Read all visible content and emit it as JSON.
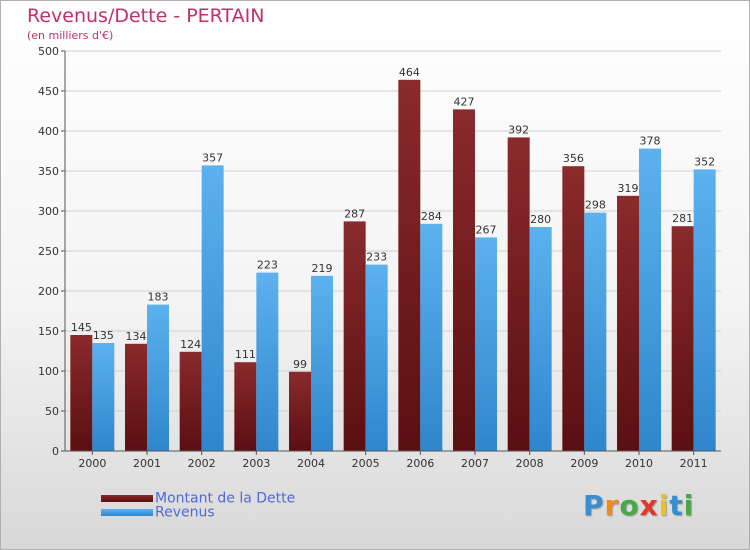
{
  "header": {
    "title": "Revenus/Dette - PERTAIN",
    "subtitle": "(en milliers d'€)"
  },
  "legend": {
    "items": [
      {
        "label": "Montant de la Dette",
        "color": "#7a1f22"
      },
      {
        "label": "Revenus",
        "color": "#4aa3e8"
      }
    ]
  },
  "logo": {
    "letters": [
      "P",
      "r",
      "o",
      "x",
      "i",
      "t",
      "i"
    ],
    "colors": [
      "#3a8ed0",
      "#f08a1a",
      "#4aa84a",
      "#e03a2a",
      "#f0c020",
      "#3a8ed0",
      "#4aa84a"
    ]
  },
  "chart_data": {
    "type": "bar",
    "title": "Revenus/Dette - PERTAIN",
    "subtitle": "(en milliers d'€)",
    "categories": [
      "2000",
      "2001",
      "2002",
      "2003",
      "2004",
      "2005",
      "2006",
      "2007",
      "2008",
      "2009",
      "2010",
      "2011"
    ],
    "series": [
      {
        "name": "Montant de la Dette",
        "color": "#7a1f22",
        "values": [
          145,
          134,
          124,
          111,
          99,
          287,
          464,
          427,
          392,
          356,
          319,
          281
        ]
      },
      {
        "name": "Revenus",
        "color": "#4aa3e8",
        "values": [
          135,
          183,
          357,
          223,
          219,
          233,
          284,
          267,
          280,
          298,
          378,
          352
        ]
      }
    ],
    "ylim": [
      0,
      500
    ],
    "yticks": [
      0,
      50,
      100,
      150,
      200,
      250,
      300,
      350,
      400,
      450,
      500
    ],
    "grid": true,
    "legend": "bottom-left"
  }
}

■ **Aim**: Pull out all lines from the entries above in which the word "Montant" appears.

■ **Answer to the problem**:
        "label": "Montant de la Dette",
        "name": "Montant de la Dette",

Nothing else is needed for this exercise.